'''

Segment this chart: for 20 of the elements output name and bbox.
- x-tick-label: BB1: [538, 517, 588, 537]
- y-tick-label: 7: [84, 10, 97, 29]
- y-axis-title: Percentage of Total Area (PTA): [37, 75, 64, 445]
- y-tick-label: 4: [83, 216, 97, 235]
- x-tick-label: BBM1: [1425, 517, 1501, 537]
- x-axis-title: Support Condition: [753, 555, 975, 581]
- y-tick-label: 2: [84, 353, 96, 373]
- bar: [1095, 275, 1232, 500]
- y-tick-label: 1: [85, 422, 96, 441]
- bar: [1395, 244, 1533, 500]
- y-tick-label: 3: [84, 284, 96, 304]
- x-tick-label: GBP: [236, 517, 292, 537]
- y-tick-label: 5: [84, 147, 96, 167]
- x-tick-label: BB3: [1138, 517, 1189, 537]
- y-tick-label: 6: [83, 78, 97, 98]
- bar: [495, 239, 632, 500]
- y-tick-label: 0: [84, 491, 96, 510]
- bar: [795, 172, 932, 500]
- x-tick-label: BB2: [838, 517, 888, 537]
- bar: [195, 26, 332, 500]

'''

GIVEN TASK: Put every line of the listing above into a JSON list of strings, one string per line, leaving out blank lines.

RESULT:
[
  "Segment this chart: for 20 of the elements output name and bbox.",
  "- x-tick-label: BB1: [538, 517, 588, 537]",
  "- y-tick-label: 7: [84, 10, 97, 29]",
  "- y-axis-title: Percentage of Total Area (PTA): [37, 75, 64, 445]",
  "- y-tick-label: 4: [83, 216, 97, 235]",
  "- x-tick-label: BBM1: [1425, 517, 1501, 537]",
  "- x-axis-title: Support Condition: [753, 555, 975, 581]",
  "- y-tick-label: 2: [84, 353, 96, 373]",
  "- bar: [1095, 275, 1232, 500]",
  "- y-tick-label: 1: [85, 422, 96, 441]",
  "- bar: [1395, 244, 1533, 500]",
  "- y-tick-label: 3: [84, 284, 96, 304]",
  "- x-tick-label: GBP: [236, 517, 292, 537]",
  "- y-tick-label: 5: [84, 147, 96, 167]",
  "- x-tick-label: BB3: [1138, 517, 1189, 537]",
  "- y-tick-label: 6: [83, 78, 97, 98]",
  "- bar: [495, 239, 632, 500]",
  "- y-tick-label: 0: [84, 491, 96, 510]",
  "- bar: [795, 172, 932, 500]",
  "- x-tick-label: BB2: [838, 517, 888, 537]",
  "- bar: [195, 26, 332, 500]"
]